[WHAT YOU WILL DO]: Omit all pictures, then retype the data exactly as given.

[SUPPLIED RECORDS]:
--------------------------------------------------
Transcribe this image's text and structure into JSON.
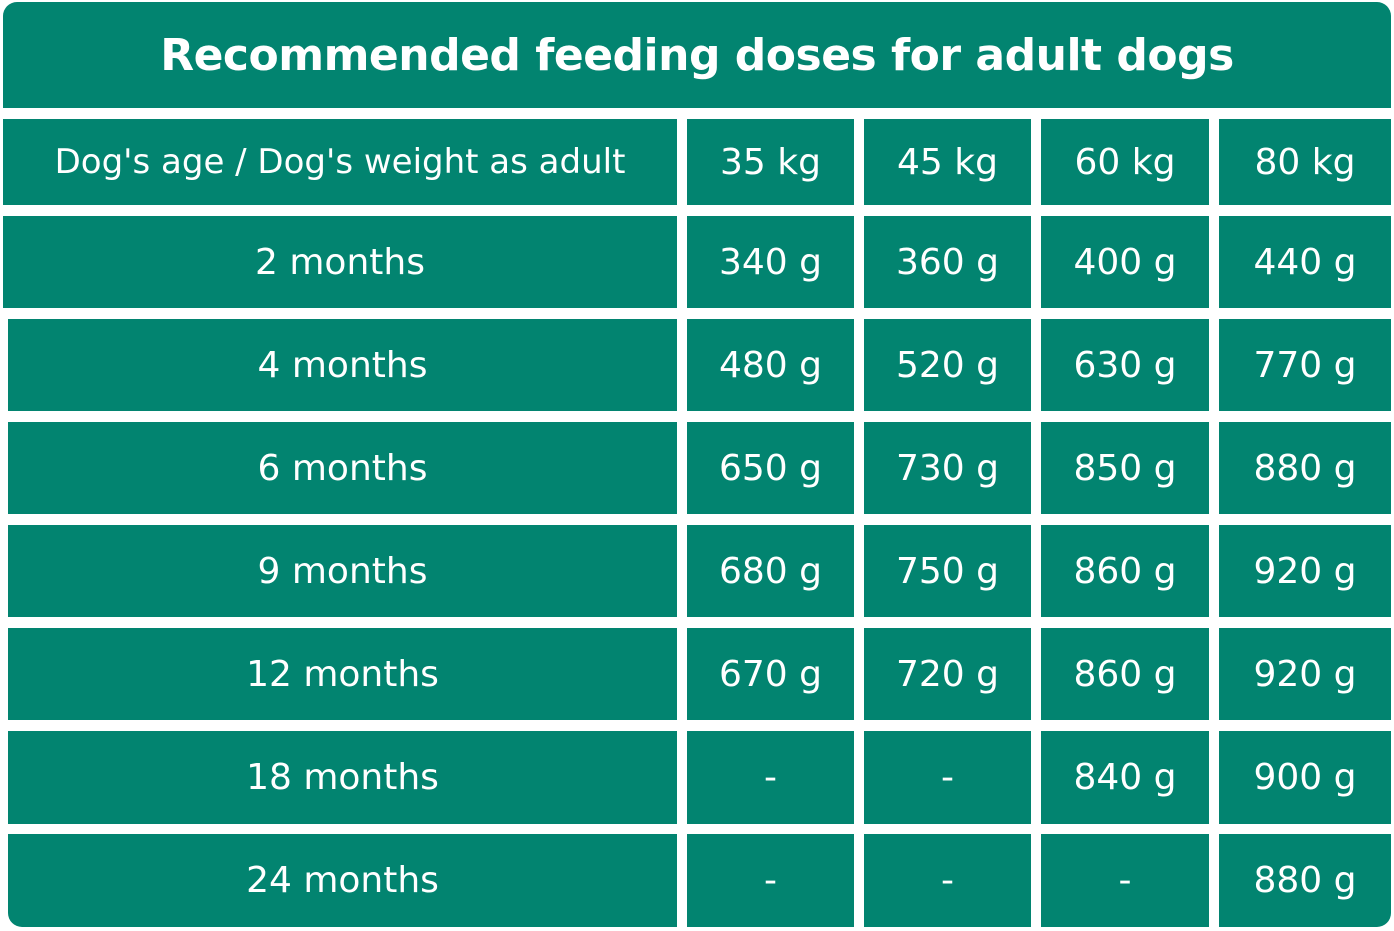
{
  "table": {
    "title": "Recommended feeding doses for adult dogs",
    "header_label": "Dog's age / Dog's weight as adult",
    "weights": [
      "35 kg",
      "45 kg",
      "60 kg",
      "80 kg"
    ],
    "rows": [
      {
        "age": "2 months",
        "doses": [
          "340 g",
          "360 g",
          "400 g",
          "440 g"
        ]
      },
      {
        "age": "4 months",
        "doses": [
          "480 g",
          "520 g",
          "630 g",
          "770 g"
        ]
      },
      {
        "age": "6 months",
        "doses": [
          "650 g",
          "730 g",
          "850 g",
          "880 g"
        ]
      },
      {
        "age": "9 months",
        "doses": [
          "680 g",
          "750 g",
          "860 g",
          "920 g"
        ]
      },
      {
        "age": "12 months",
        "doses": [
          "670 g",
          "720 g",
          "860 g",
          "920 g"
        ]
      },
      {
        "age": "18 months",
        "doses": [
          "-",
          "-",
          "840 g",
          "900 g"
        ]
      },
      {
        "age": "24 months",
        "doses": [
          "-",
          "-",
          "-",
          "880 g"
        ]
      }
    ]
  },
  "colors": {
    "cell_background": "#028470",
    "text": "#ffffff",
    "gap": "#ffffff"
  }
}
--------------------------------------------------
[EXERCISE OUTPUT]:
Transcribe this image's text and structure into JSON.
{
  "table": {
    "title": "Recommended feeding doses for adult dogs",
    "header_label": "Dog's age / Dog's weight as adult",
    "weights": [
      "35 kg",
      "45 kg",
      "60 kg",
      "80 kg"
    ],
    "rows": [
      {
        "age": "2 months",
        "doses": [
          "340 g",
          "360 g",
          "400 g",
          "440 g"
        ]
      },
      {
        "age": "4 months",
        "doses": [
          "480 g",
          "520 g",
          "630 g",
          "770 g"
        ]
      },
      {
        "age": "6 months",
        "doses": [
          "650 g",
          "730 g",
          "850 g",
          "880 g"
        ]
      },
      {
        "age": "9 months",
        "doses": [
          "680 g",
          "750 g",
          "860 g",
          "920 g"
        ]
      },
      {
        "age": "12 months",
        "doses": [
          "670 g",
          "720 g",
          "860 g",
          "920 g"
        ]
      },
      {
        "age": "18 months",
        "doses": [
          "-",
          "-",
          "840 g",
          "900 g"
        ]
      },
      {
        "age": "24 months",
        "doses": [
          "-",
          "-",
          "-",
          "880 g"
        ]
      }
    ]
  },
  "colors": {
    "cell_background": "#028470",
    "text": "#ffffff",
    "gap": "#ffffff"
  }
}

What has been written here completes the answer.